Rows from a dataset:
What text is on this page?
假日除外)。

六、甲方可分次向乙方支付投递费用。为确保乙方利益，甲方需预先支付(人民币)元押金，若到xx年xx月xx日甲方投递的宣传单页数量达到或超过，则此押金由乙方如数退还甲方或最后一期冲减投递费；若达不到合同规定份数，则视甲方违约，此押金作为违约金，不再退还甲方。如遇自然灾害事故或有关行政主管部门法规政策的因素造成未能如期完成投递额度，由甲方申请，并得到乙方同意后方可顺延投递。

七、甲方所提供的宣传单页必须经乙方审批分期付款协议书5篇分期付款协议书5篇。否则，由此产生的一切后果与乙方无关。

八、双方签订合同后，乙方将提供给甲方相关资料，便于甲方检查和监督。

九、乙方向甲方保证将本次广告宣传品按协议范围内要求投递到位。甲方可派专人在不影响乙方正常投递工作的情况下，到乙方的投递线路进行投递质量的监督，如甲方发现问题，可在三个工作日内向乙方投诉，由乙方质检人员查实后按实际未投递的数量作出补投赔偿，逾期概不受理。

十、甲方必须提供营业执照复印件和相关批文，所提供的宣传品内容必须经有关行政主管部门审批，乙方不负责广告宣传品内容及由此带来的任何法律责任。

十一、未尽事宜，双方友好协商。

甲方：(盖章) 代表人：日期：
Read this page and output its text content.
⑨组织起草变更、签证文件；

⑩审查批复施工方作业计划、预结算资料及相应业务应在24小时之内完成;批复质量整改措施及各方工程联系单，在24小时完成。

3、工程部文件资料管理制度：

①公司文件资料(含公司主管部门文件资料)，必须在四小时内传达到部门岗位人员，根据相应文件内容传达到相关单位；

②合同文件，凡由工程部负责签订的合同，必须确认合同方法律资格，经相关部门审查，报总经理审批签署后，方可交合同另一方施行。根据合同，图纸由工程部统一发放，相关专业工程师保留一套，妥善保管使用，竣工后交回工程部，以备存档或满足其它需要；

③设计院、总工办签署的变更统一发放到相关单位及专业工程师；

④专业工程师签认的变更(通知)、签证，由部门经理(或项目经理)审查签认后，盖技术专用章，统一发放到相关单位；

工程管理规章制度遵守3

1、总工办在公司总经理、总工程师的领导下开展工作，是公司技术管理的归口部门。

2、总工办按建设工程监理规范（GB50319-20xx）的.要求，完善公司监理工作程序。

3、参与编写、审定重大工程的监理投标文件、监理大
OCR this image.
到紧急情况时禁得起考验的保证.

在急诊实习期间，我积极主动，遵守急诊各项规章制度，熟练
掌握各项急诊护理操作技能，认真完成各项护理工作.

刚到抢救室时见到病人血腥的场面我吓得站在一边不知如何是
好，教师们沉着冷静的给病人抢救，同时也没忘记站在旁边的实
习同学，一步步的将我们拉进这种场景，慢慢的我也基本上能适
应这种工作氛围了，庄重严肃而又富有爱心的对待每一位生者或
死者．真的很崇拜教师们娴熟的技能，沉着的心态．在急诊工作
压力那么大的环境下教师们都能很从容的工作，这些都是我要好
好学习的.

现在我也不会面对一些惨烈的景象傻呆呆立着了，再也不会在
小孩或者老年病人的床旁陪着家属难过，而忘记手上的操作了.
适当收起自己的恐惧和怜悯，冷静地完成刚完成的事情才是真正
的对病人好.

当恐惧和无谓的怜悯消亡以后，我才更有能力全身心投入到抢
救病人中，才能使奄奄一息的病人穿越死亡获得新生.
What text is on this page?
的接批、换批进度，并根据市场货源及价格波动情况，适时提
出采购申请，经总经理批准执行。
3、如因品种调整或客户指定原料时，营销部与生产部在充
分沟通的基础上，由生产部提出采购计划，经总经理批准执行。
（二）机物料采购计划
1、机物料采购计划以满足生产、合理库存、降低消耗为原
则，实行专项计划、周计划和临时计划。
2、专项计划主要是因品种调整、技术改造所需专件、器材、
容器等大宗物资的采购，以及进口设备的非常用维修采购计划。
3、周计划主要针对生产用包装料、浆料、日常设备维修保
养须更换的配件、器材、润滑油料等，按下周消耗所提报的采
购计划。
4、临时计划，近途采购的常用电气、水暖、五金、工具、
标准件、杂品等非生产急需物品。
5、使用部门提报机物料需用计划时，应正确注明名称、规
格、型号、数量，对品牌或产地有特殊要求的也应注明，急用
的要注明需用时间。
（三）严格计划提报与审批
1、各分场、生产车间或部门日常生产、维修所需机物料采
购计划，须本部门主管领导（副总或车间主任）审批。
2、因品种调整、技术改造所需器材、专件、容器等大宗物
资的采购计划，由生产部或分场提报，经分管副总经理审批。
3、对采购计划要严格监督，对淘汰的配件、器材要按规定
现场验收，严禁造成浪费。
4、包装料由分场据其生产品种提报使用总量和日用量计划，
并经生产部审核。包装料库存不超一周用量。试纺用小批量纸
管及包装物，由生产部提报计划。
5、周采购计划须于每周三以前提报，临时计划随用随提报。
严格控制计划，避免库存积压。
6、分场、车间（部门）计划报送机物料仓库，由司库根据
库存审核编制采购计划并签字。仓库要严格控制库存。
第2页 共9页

__Objective__: Set down the entries above again, word for word.

__Final answer__:
What text is on this page?
假日除外)。

六、甲方可分次向乙方支付投递费用。为确保乙方利益，甲方需预先支付(人民币)元押金，若到xx年xx月xx日甲方投递的宣传单页数量达到或超过，则此押金由乙方如数退还甲方或最后一期冲减投递费；若达不到合同规定份数，则视甲方违约，此押金作为违约金，不再退还甲方。如遇自然灾害事故或有关行政主管部门法规政策的因素造成未能如期完成投递额度，由甲方申请，并得到乙方同意后方可顺延投递。

七、甲方所提供的宣传单页必须经乙方审批分期付款协议书5篇分期付款协议书5篇。否则，由此产生的一切后果与乙方无关。

八、双方签订合同后，乙方将提供给甲方相关资料，便于甲方检查和监督。

九、乙方向甲方保证将本次广告宣传品按协议范围内要求投递到位。甲方可派专人在不影响乙方正常投递工作的情况下，到乙方的投递线路进行投递质量的监督，如甲方发现问题，可在三个工作日内向乙方投诉，由乙方质检人员查实后按实际未投递的数量作出补投赔偿，逾期概不受理。

十、甲方必须提供营业执照复印件和相关批文，所提供的宣传品内容必须经有关行政主管部门审批，乙方不负责广告宣传品内容及由此带来的任何法律责任。

十一、未尽事宜，双方友好协商。

甲方：(盖章) 代表人：日期：
Read this page and output its text content.
⑨组织起草变更、签证文件；

⑩审查批复施工方作业计划、预结算资料及相应业务应在24小时之内完成;批复质量整改措施及各方工程联系单，在24小时完成。

3、工程部文件资料管理制度：

①公司文件资料(含公司主管部门文件资料)，必须在四小时内传达到部门岗位人员，根据相应文件内容传达到相关单位；

②合同文件，凡由工程部负责签订的合同，必须确认合同方法律资格，经相关部门审查，报总经理审批签署后，方可交合同另一方施行。根据合同，图纸由工程部统一发放，相关专业工程师保留一套，妥善保管使用，竣工后交回工程部，以备存档或满足其它需要；

③设计院、总工办签署的变更统一发放到相关单位及专业工程师；

④专业工程师签认的变更(通知)、签证，由部门经理(或项目经理)审查签认后，盖技术专用章，统一发放到相关单位；

工程管理规章制度遵守3

1、总工办在公司总经理、总工程师的领导下开展工作，是公司技术管理的归口部门。

2、总工办按建设工程监理规范（GB50319-20xx）的.要求，完善公司监理工作程序。

3、参与编写、审定重大工程的监理投标文件、监理大
OCR this image.
到紧急情况时禁得起考验的保证.

在急诊实习期间，我积极主动，遵守急诊各项规章制度，熟练
掌握各项急诊护理操作技能，认真完成各项护理工作.

刚到抢救室时见到病人血腥的场面我吓得站在一边不知如何是
好，教师们沉着冷静的给病人抢救，同时也没忘记站在旁边的实
习同学，一步步的将我们拉进这种场景，慢慢的我也基本上能适
应这种工作氛围了，庄重严肃而又富有爱心的对待每一位生者或
死者．真的很崇拜教师们娴熟的技能，沉着的心态．在急诊工作
压力那么大的环境下教师们都能很从容的工作，这些都是我要好
好学习的.

现在我也不会面对一些惨烈的景象傻呆呆立着了，再也不会在
小孩或者老年病人的床旁陪着家属难过，而忘记手上的操作了.
适当收起自己的恐惧和怜悯，冷静地完成刚完成的事情才是真正
的对病人好.

当恐惧和无谓的怜悯消亡以后，我才更有能力全身心投入到抢
救病人中，才能使奄奄一息的病人穿越死亡获得新生.
What text is on this page?
的接批、换批进度，并根据市场货源及价格波动情况，适时提
出采购申请，经总经理批准执行。
3、如因品种调整或客户指定原料时，营销部与生产部在充
分沟通的基础上，由生产部提出采购计划，经总经理批准执行。
（二）机物料采购计划
1、机物料采购计划以满足生产、合理库存、降低消耗为原
则，实行专项计划、周计划和临时计划。
2、专项计划主要是因品种调整、技术改造所需专件、器材、
容器等大宗物资的采购，以及进口设备的非常用维修采购计划。
3、周计划主要针对生产用包装料、浆料、日常设备维修保
养须更换的配件、器材、润滑油料等，按下周消耗所提报的采
购计划。
4、临时计划，近途采购的常用电气、水暖、五金、工具、
标准件、杂品等非生产急需物品。
5、使用部门提报机物料需用计划时，应正确注明名称、规
格、型号、数量，对品牌或产地有特殊要求的也应注明，急用
的要注明需用时间。
（三）严格计划提报与审批
1、各分场、生产车间或部门日常生产、维修所需机物料采
购计划，须本部门主管领导（副总或车间主任）审批。
2、因品种调整、技术改造所需器材、专件、容器等大宗物
资的采购计划，由生产部或分场提报，经分管副总经理审批。
3、对采购计划要严格监督，对淘汰的配件、器材要按规定
现场验收，严禁造成浪费。
4、包装料由分场据其生产品种提报使用总量和日用量计划，
并经生产部审核。包装料库存不超一周用量。试纺用小批量纸
管及包装物，由生产部提报计划。
5、周采购计划须于每周三以前提报，临时计划随用随提报。
严格控制计划，避免库存积压。
6、分场、车间（部门）计划报送机物料仓库，由司库根据
库存审核编制采购计划并签字。仓库要严格控制库存。
第2页 共9页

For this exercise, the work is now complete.